• **Input for this task**:
— BEGIN —

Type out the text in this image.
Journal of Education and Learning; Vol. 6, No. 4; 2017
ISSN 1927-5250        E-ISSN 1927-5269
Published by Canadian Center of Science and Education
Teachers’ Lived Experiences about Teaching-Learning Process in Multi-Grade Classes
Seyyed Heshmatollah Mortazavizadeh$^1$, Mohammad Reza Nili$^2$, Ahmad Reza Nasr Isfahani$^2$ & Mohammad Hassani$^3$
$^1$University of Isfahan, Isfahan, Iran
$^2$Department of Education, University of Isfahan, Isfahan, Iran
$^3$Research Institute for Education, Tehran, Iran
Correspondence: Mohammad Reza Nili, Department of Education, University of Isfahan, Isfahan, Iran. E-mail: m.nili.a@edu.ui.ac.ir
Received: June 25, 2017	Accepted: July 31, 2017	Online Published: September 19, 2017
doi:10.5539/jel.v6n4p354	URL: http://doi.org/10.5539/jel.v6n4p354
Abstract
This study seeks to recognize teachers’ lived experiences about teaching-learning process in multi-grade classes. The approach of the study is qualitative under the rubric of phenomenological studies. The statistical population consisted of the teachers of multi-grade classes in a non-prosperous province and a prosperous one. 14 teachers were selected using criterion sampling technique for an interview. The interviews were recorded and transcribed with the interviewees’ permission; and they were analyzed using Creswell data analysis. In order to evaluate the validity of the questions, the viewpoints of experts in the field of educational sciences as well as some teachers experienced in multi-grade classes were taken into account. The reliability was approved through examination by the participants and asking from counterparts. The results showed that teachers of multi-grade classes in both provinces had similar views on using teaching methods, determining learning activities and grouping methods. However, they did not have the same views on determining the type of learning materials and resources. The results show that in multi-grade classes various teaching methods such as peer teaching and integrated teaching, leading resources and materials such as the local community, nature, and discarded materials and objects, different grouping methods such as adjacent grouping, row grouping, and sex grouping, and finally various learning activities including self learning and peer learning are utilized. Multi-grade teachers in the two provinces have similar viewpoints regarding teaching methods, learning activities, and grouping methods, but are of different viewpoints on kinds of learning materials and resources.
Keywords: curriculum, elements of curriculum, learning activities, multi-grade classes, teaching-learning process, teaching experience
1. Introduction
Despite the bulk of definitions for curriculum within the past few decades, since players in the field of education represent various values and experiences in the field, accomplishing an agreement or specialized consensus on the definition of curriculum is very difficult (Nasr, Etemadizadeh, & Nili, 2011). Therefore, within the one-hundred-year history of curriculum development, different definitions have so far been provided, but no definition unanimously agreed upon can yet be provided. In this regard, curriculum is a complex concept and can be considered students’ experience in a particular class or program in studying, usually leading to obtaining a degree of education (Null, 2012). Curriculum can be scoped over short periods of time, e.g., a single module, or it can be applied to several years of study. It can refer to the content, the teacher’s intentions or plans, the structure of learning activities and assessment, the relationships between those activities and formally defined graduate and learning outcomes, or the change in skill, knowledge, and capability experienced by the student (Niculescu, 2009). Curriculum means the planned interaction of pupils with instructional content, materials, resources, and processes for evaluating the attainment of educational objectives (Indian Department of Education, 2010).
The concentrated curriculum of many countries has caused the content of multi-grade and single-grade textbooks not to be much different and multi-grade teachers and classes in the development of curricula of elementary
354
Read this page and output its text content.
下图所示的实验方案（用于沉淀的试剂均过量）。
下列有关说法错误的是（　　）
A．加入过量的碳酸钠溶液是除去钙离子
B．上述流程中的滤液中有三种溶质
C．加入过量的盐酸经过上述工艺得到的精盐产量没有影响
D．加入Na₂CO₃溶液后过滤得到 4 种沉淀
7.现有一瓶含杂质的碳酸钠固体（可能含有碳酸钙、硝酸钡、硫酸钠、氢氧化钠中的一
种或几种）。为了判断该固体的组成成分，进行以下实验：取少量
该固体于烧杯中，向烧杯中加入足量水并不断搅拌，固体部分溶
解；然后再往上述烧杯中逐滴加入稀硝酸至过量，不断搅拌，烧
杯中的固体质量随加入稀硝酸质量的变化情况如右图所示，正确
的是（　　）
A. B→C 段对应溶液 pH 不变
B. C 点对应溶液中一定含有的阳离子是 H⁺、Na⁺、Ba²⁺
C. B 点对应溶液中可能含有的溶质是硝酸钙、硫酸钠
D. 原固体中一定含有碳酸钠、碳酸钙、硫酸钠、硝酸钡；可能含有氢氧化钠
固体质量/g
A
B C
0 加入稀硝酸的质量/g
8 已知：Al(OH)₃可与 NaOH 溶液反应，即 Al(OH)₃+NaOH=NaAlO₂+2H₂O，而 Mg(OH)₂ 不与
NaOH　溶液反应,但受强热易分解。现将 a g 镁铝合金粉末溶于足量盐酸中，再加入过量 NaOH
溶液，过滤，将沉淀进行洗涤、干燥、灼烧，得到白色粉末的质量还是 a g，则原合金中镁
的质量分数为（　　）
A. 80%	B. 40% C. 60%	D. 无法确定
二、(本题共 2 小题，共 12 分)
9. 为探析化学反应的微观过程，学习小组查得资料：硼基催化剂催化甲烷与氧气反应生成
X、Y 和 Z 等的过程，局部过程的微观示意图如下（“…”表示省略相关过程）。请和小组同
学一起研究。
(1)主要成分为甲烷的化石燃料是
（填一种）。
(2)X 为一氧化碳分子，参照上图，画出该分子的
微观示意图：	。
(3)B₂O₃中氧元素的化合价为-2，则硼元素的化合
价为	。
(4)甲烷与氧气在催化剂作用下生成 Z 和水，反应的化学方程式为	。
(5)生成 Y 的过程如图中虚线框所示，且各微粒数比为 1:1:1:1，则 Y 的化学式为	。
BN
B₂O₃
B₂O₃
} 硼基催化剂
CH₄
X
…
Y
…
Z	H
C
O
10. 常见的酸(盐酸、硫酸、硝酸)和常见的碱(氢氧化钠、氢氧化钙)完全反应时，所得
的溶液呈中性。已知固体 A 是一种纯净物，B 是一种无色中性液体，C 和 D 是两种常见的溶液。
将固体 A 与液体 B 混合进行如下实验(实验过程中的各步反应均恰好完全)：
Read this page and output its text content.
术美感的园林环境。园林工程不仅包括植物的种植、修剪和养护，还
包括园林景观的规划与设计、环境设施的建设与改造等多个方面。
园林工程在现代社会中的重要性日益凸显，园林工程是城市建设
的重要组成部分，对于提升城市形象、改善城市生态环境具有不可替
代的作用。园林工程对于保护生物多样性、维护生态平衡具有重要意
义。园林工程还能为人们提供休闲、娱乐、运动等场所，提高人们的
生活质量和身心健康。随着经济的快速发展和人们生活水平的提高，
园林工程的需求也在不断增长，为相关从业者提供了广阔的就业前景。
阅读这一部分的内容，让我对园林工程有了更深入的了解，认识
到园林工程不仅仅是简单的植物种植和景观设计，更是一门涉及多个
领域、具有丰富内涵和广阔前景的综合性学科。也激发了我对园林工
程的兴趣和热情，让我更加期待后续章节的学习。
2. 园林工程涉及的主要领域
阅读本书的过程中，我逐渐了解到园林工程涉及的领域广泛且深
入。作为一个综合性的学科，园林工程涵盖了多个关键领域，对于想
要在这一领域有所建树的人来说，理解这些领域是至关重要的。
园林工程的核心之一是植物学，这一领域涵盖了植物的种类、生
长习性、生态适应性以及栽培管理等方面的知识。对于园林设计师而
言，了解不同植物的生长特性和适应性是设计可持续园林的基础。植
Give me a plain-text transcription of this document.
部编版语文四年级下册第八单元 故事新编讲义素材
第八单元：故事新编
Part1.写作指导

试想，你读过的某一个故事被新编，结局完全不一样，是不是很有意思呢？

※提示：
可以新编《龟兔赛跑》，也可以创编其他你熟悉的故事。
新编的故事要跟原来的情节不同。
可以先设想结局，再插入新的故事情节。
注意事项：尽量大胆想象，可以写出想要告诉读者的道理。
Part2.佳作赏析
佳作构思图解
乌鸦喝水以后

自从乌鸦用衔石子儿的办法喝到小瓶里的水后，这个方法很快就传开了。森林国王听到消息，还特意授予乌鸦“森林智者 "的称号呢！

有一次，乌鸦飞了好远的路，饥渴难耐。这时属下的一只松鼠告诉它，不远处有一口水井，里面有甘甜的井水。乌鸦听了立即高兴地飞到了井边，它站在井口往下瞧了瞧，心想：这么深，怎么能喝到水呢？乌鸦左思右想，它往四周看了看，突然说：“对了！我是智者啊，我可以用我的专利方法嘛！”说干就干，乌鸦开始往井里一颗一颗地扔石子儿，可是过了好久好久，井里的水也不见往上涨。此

— END —

• **Work instructions**: Check each line of the records above for the word "University", then give the number of lines that have it, with no other words.

• **Answer**: 3